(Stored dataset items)
[BEGIN]

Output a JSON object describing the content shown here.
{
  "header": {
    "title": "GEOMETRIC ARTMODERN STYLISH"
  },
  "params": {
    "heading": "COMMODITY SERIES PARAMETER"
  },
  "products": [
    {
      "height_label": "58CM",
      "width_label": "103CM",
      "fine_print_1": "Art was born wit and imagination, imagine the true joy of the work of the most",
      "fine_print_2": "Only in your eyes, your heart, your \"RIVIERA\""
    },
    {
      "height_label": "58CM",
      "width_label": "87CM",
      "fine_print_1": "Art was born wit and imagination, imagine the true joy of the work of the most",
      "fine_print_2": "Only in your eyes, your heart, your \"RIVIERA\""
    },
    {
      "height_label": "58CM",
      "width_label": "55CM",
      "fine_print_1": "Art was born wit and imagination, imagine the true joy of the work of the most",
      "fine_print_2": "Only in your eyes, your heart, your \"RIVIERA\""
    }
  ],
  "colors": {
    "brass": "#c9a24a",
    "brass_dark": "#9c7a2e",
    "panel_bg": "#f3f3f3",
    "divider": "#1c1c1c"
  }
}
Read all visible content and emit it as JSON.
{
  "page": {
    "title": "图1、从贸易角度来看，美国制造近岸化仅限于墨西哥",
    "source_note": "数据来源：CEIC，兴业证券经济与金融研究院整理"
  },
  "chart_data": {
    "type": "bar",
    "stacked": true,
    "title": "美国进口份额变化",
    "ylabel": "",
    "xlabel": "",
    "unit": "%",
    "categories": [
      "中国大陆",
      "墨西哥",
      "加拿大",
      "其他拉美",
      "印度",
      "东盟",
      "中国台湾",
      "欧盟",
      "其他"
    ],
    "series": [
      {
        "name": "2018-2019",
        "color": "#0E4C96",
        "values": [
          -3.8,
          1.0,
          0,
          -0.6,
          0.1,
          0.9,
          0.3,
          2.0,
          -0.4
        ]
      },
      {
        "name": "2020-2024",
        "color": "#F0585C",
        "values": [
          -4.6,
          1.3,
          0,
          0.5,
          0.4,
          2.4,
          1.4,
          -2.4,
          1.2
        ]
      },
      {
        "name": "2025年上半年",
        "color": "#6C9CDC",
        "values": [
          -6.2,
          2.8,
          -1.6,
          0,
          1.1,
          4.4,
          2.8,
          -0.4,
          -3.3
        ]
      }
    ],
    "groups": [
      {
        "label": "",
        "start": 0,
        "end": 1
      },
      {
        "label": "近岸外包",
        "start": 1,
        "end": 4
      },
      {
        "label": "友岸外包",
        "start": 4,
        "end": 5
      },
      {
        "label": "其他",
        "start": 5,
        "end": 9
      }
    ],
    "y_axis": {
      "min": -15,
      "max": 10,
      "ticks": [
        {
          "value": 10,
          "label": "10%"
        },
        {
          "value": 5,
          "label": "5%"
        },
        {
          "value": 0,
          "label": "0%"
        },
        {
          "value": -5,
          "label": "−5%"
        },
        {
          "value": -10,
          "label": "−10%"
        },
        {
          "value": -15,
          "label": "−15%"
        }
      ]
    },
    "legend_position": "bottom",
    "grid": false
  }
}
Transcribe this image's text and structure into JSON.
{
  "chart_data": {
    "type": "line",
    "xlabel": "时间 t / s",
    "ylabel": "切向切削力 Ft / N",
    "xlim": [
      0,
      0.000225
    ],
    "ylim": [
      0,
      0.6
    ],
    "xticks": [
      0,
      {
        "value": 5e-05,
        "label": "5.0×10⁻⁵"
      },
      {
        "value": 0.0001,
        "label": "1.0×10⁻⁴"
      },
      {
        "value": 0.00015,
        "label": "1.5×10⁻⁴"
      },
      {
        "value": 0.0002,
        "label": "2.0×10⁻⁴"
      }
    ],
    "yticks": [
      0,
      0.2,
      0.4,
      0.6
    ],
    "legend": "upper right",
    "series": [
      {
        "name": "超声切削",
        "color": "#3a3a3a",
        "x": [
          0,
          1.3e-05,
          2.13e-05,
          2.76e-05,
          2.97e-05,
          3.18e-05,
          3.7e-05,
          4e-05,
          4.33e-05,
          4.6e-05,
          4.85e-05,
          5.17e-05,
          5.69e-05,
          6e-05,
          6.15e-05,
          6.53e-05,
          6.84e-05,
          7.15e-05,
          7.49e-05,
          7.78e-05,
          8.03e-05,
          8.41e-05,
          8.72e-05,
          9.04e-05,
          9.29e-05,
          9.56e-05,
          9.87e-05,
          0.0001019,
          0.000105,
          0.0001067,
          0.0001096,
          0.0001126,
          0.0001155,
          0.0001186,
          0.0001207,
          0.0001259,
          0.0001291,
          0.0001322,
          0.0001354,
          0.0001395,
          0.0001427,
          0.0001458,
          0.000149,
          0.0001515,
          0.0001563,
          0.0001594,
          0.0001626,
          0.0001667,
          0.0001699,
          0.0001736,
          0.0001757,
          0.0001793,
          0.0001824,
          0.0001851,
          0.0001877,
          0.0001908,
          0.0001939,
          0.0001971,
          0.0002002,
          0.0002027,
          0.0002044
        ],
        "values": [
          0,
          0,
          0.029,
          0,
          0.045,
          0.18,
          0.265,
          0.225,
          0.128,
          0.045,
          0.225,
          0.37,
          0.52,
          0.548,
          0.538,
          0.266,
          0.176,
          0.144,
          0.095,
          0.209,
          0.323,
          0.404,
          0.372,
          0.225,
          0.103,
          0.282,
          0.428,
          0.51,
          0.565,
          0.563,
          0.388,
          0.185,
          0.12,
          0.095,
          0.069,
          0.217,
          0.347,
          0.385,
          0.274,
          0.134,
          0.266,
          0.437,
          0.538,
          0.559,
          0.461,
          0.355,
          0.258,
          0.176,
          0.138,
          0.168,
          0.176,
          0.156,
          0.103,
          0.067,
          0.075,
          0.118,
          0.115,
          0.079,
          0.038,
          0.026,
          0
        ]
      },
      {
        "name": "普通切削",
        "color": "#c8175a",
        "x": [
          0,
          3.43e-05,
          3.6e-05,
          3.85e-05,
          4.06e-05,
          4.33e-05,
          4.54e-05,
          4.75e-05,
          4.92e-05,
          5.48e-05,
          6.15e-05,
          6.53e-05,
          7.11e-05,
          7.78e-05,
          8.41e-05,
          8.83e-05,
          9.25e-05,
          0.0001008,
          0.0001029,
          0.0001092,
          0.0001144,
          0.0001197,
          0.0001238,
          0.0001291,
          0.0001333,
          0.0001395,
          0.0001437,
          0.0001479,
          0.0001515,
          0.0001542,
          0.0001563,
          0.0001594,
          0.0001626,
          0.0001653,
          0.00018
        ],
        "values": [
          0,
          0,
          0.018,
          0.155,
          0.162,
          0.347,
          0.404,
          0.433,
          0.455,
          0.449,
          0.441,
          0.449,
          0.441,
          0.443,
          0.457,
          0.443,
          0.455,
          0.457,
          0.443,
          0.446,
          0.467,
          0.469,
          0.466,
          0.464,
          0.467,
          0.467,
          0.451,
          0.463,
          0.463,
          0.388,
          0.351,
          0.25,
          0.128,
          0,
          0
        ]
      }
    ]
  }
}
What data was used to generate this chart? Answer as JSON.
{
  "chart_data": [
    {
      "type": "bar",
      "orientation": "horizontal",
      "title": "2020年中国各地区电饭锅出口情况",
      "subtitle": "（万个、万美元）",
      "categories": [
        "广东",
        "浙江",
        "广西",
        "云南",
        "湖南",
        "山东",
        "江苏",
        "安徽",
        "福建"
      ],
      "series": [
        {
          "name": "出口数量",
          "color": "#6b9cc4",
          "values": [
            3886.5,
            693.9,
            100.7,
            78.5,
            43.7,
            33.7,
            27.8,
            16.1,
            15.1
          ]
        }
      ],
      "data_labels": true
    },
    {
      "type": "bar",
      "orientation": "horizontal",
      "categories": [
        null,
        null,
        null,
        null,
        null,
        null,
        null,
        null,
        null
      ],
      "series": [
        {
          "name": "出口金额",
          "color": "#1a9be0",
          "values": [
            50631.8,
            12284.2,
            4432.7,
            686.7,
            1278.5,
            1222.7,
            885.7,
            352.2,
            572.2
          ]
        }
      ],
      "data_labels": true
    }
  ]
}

[END]

## GIVEN EXERCISE
Show the lines of the records that include the string "name".

## COMPLETED TASK
        "name": "2018-2019",
        "name": "2020-2024",
        "name": "2025年上半年",
        "name": "超声切削",
        "name": "普通切削",
          "name": "出口数量",
          "name": "出口金额",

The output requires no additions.